(Data records)
══════════

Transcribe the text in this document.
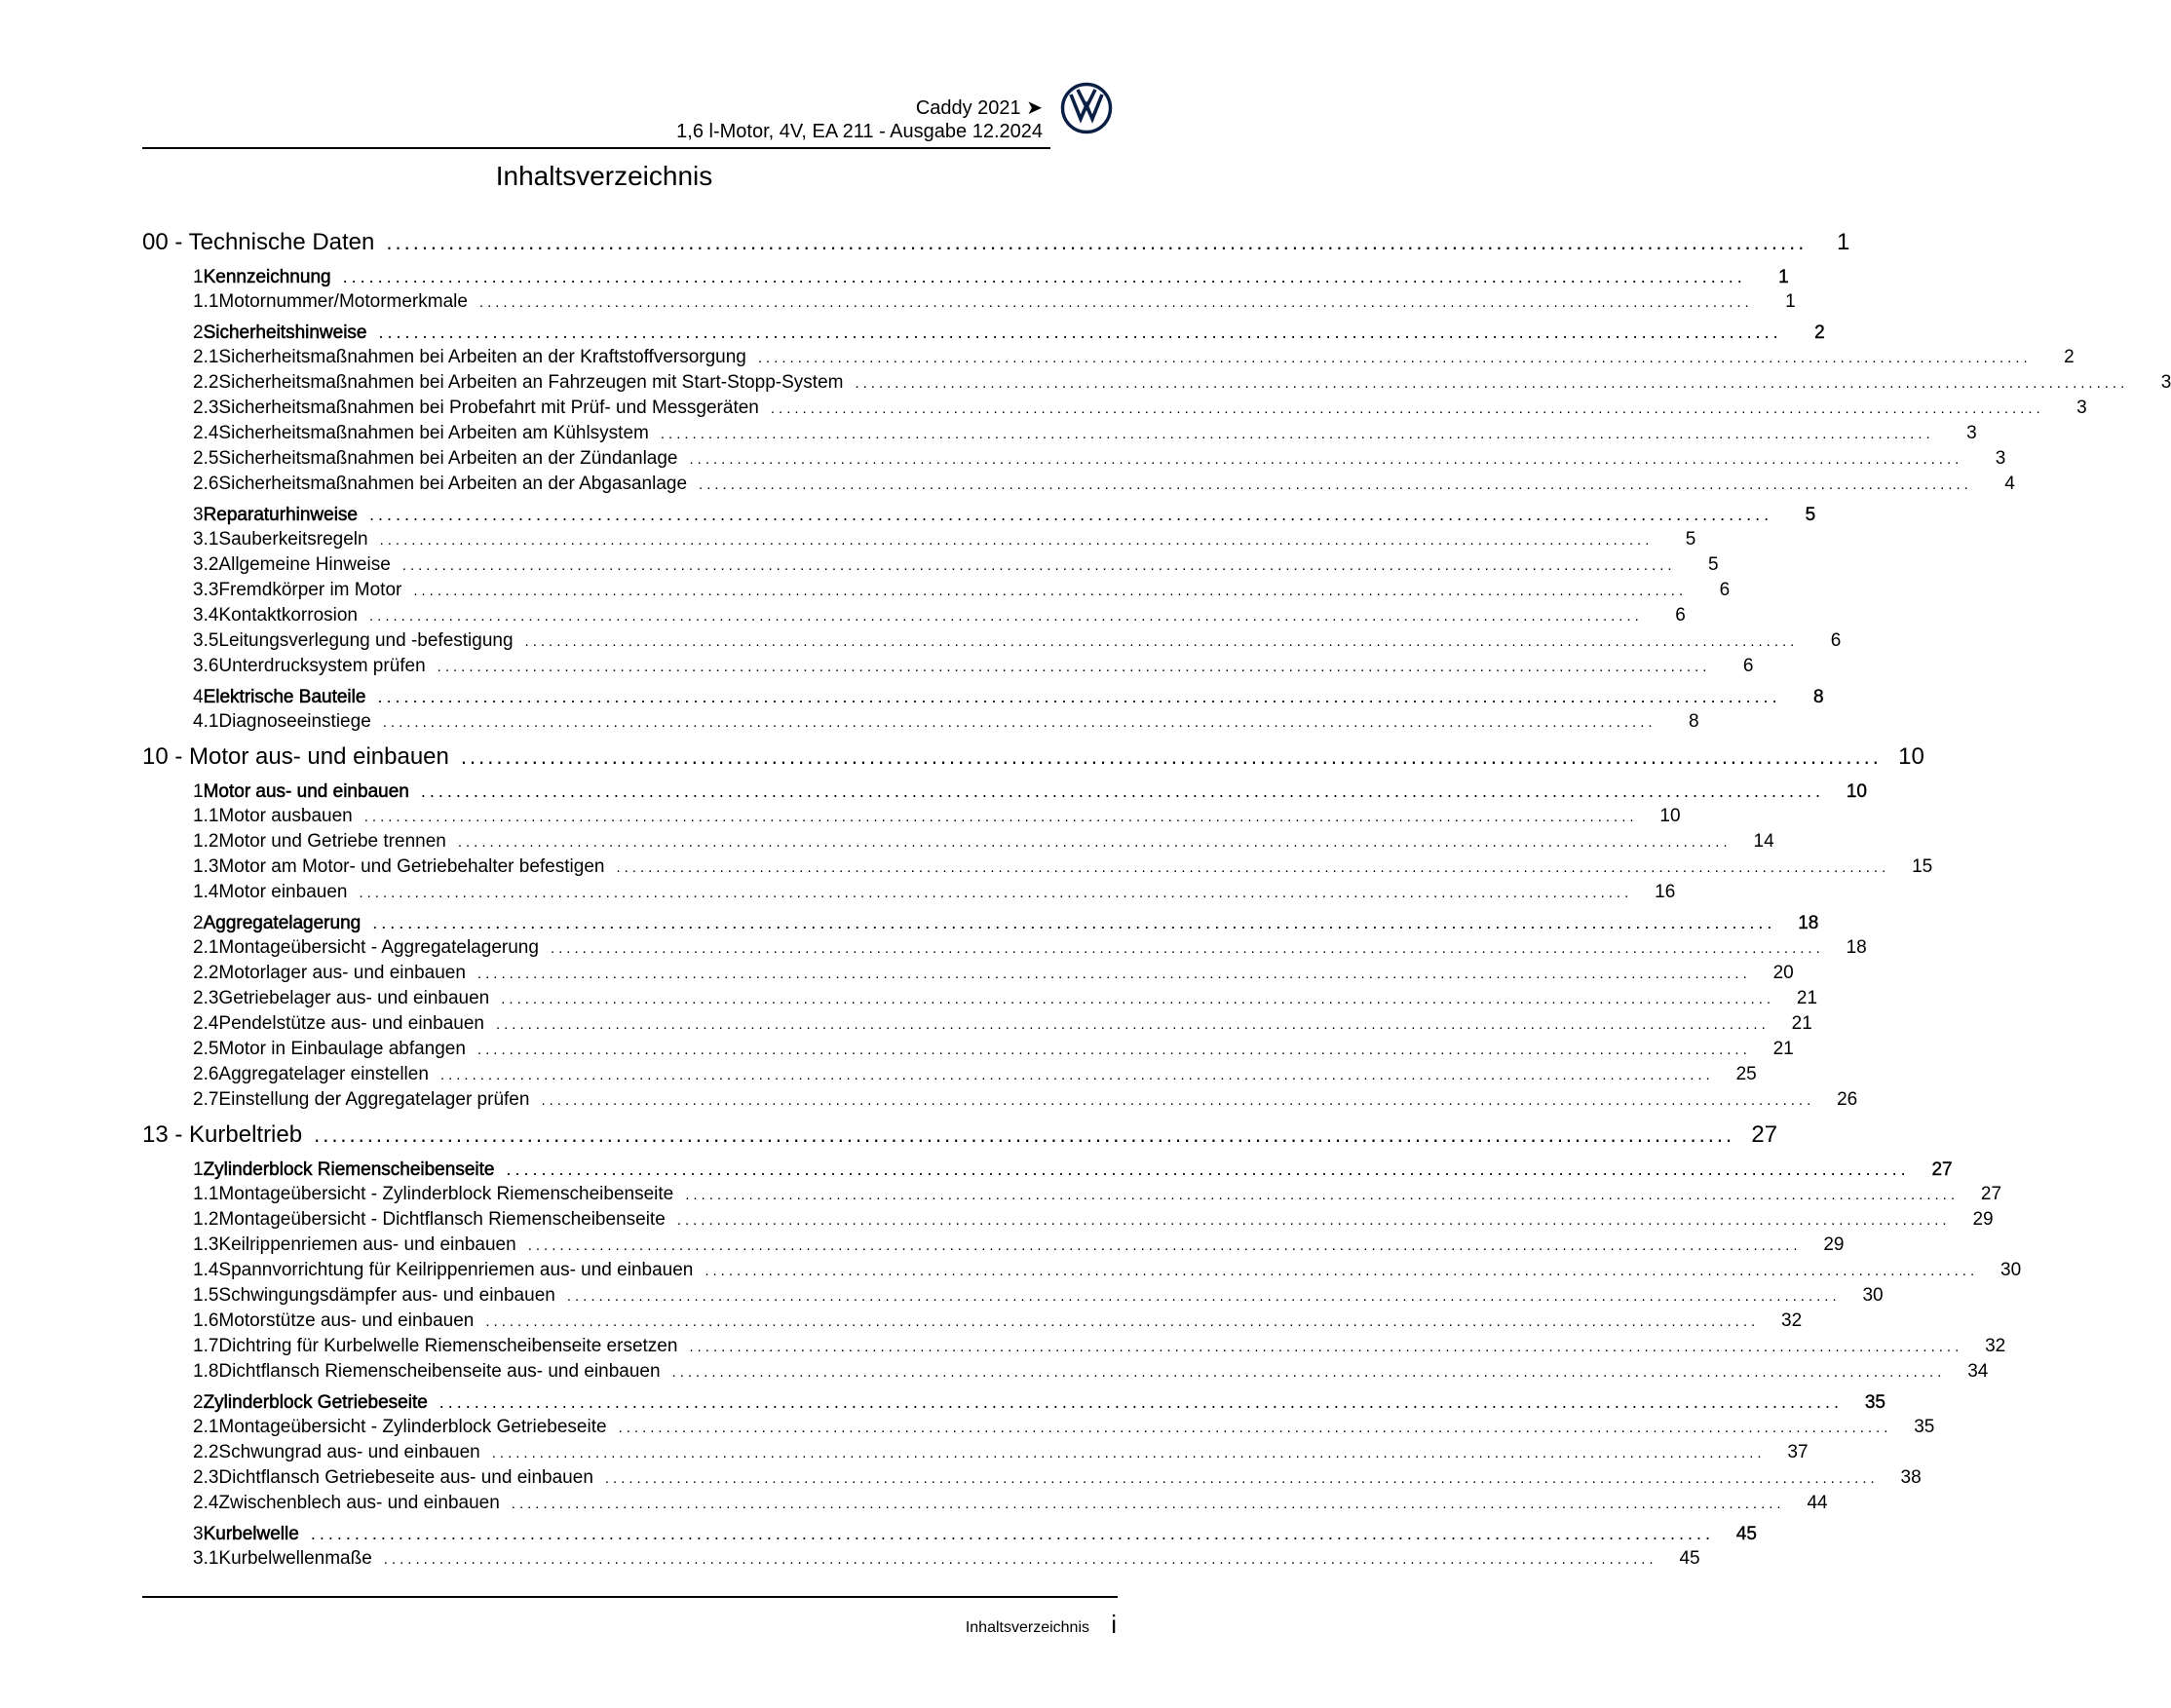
Caddy 2021 ➤
1,6 l-Motor, 4V, EA 211 - Ausgabe 12.2024
Inhaltsverzeichnis
00 - Technische Daten ................................................................................................................................................................	1
1 Kennzeichnung ................................................................................................................................................................	1
1.1 Motornummer/Motormerkmale ................................................................................................................................................................	1
2 Sicherheitshinweise ................................................................................................................................................................	2
2.1 Sicherheitsmaßnahmen bei Arbeiten an der Kraftstoffversorgung ................................................................................................................................................................	2
2.2 Sicherheitsmaßnahmen bei Arbeiten an Fahrzeugen mit Start-Stopp-System ................................................................................................................................................................	3
2.3 Sicherheitsmaßnahmen bei Probefahrt mit Prüf- und Messgeräten ................................................................................................................................................................	3
2.4 Sicherheitsmaßnahmen bei Arbeiten am Kühlsystem ................................................................................................................................................................	3
2.5 Sicherheitsmaßnahmen bei Arbeiten an der Zündanlage ................................................................................................................................................................	3
2.6 Sicherheitsmaßnahmen bei Arbeiten an der Abgasanlage ................................................................................................................................................................	4
3 Reparaturhinweise ................................................................................................................................................................	5
3.1 Sauberkeitsregeln ................................................................................................................................................................	5
3.2 Allgemeine Hinweise ................................................................................................................................................................	5
3.3 Fremdkörper im Motor ................................................................................................................................................................	6
3.4 Kontaktkorrosion ................................................................................................................................................................	6
3.5 Leitungsverlegung und -befestigung ................................................................................................................................................................	6
3.6 Unterdrucksystem prüfen ................................................................................................................................................................	6
4 Elektrische Bauteile ................................................................................................................................................................	8
4.1 Diagnoseeinstiege ................................................................................................................................................................	8
10 - Motor aus- und einbauen ................................................................................................................................................................ 10
1 Motor aus- und einbauen ................................................................................................................................................................	10
1.1 Motor ausbauen ................................................................................................................................................................	10
1.2 Motor und Getriebe trennen ................................................................................................................................................................	14
1.3 Motor am Motor- und Getriebehalter befestigen ................................................................................................................................................................	15
1.4 Motor einbauen ................................................................................................................................................................	16
2 Aggregatelagerung ................................................................................................................................................................	18
2.1 Montageübersicht - Aggregatelagerung ................................................................................................................................................................	18
2.2 Motorlager aus- und einbauen ................................................................................................................................................................	20
2.3 Getriebelager aus- und einbauen ................................................................................................................................................................	21
2.4 Pendelstütze aus- und einbauen ................................................................................................................................................................	21
2.5 Motor in Einbaulage abfangen ................................................................................................................................................................	21
2.6 Aggregatelager einstellen ................................................................................................................................................................	25
2.7 Einstellung der Aggregatelager prüfen ................................................................................................................................................................	26
13 - Kurbeltrieb ................................................................................................................................................................ 27
1 Zylinderblock Riemenscheibenseite ................................................................................................................................................................	27
1.1 Montageübersicht - Zylinderblock Riemenscheibenseite ................................................................................................................................................................	27
1.2 Montageübersicht - Dichtflansch Riemenscheibenseite ................................................................................................................................................................	29
1.3 Keilrippenriemen aus- und einbauen ................................................................................................................................................................	29
1.4 Spannvorrichtung für Keilrippenriemen aus- und einbauen ................................................................................................................................................................	30
1.5 Schwingungsdämpfer aus- und einbauen ................................................................................................................................................................	30
1.6 Motorstütze aus- und einbauen ................................................................................................................................................................	32
1.7 Dichtring für Kurbelwelle Riemenscheibenseite ersetzen ................................................................................................................................................................	32
1.8 Dichtflansch Riemenscheibenseite aus- und einbauen ................................................................................................................................................................	34
2 Zylinderblock Getriebeseite ................................................................................................................................................................	35
2.1 Montageübersicht - Zylinderblock Getriebeseite ................................................................................................................................................................	35
2.2 Schwungrad aus- und einbauen ................................................................................................................................................................	37
2.3 Dichtflansch Getriebeseite aus- und einbauen ................................................................................................................................................................	38
2.4 Zwischenblech aus- und einbauen ................................................................................................................................................................	44
3 Kurbelwelle ................................................................................................................................................................	45
3.1 Kurbelwellenmaße ................................................................................................................................................................	45
Inhaltsverzeichnis i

══════════

• [AIM] Isolate the lines above that contain the word "Keilrippenriemen" and copy them.

• [SOLUTION TO THE PROBLEM]
1.3 Keilrippenriemen aus- und einbauen ................................................................................................................................................................	29
1.4 Spannvorrichtung für Keilrippenriemen aus- und einbauen ................................................................................................................................................................	30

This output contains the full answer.